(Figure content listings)
━━━━━━
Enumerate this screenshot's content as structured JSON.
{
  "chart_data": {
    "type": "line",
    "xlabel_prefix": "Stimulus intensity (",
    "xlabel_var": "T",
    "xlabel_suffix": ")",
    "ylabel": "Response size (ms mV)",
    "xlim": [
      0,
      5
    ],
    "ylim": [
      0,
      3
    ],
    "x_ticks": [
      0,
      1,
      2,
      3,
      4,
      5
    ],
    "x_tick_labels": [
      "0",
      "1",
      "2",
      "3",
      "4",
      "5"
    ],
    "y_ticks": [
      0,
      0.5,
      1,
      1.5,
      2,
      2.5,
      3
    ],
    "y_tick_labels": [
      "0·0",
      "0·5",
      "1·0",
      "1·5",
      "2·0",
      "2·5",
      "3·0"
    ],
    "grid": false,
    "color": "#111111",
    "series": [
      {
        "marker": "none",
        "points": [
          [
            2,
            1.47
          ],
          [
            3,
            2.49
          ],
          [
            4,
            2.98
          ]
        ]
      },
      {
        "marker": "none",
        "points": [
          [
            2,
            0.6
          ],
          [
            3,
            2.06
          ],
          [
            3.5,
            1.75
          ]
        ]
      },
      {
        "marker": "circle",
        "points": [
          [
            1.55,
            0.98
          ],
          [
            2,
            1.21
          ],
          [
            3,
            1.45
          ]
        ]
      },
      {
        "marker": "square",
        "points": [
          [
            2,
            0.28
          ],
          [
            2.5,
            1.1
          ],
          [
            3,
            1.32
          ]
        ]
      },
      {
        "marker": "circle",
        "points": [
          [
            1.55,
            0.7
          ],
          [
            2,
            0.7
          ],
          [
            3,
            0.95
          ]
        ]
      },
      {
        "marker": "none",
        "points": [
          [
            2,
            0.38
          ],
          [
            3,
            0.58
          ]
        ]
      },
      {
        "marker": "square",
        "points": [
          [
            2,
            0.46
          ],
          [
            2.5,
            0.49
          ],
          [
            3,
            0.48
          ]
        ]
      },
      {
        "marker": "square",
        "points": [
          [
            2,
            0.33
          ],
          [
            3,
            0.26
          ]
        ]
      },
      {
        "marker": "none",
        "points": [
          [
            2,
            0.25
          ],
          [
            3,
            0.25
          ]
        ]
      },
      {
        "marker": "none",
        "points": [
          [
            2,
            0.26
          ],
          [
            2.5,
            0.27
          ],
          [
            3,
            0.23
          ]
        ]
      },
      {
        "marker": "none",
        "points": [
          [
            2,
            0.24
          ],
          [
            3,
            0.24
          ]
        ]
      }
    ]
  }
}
━━━━━━
_Directive_
Please output the entire listing exactly as it stands.

_Output of the task_
Enumerate this screenshot's content as structured JSON.
{
  "chart_data": {
    "type": "line",
    "xlabel_prefix": "Stimulus intensity (",
    "xlabel_var": "T",
    "xlabel_suffix": ")",
    "ylabel": "Response size (ms mV)",
    "xlim": [
      0,
      5
    ],
    "ylim": [
      0,
      3
    ],
    "x_ticks": [
      0,
      1,
      2,
      3,
      4,
      5
    ],
    "x_tick_labels": [
      "0",
      "1",
      "2",
      "3",
      "4",
      "5"
    ],
    "y_ticks": [
      0,
      0.5,
      1,
      1.5,
      2,
      2.5,
      3
    ],
    "y_tick_labels": [
      "0·0",
      "0·5",
      "1·0",
      "1·5",
      "2·0",
      "2·5",
      "3·0"
    ],
    "grid": false,
    "color": "#111111",
    "series": [
      {
        "marker": "none",
        "points": [
          [
            2,
            1.47
          ],
          [
            3,
            2.49
          ],
          [
            4,
            2.98
          ]
        ]
      },
      {
        "marker": "none",
        "points": [
          [
            2,
            0.6
          ],
          [
            3,
            2.06
          ],
          [
            3.5,
            1.75
          ]
        ]
      },
      {
        "marker": "circle",
        "points": [
          [
            1.55,
            0.98
          ],
          [
            2,
            1.21
          ],
          [
            3,
            1.45
          ]
        ]
      },
      {
        "marker": "square",
        "points": [
          [
            2,
            0.28
          ],
          [
            2.5,
            1.1
          ],
          [
            3,
            1.32
          ]
        ]
      },
      {
        "marker": "circle",
        "points": [
          [
            1.55,
            0.7
          ],
          [
            2,
            0.7
          ],
          [
            3,
            0.95
          ]
        ]
      },
      {
        "marker": "none",
        "points": [
          [
            2,
            0.38
          ],
          [
            3,
            0.58
          ]
        ]
      },
      {
        "marker": "square",
        "points": [
          [
            2,
            0.46
          ],
          [
            2.5,
            0.49
          ],
          [
            3,
            0.48
          ]
        ]
      },
      {
        "marker": "square",
        "points": [
          [
            2,
            0.33
          ],
          [
            3,
            0.26
          ]
        ]
      },
      {
        "marker": "none",
        "points": [
          [
            2,
            0.25
          ],
          [
            3,
            0.25
          ]
        ]
      },
      {
        "marker": "none",
        "points": [
          [
            2,
            0.26
          ],
          [
            2.5,
            0.27
          ],
          [
            3,
            0.23
          ]
        ]
      },
      {
        "marker": "none",
        "points": [
          [
            2,
            0.24
          ],
          [
            3,
            0.24
          ]
        ]
      }
    ]
  }
}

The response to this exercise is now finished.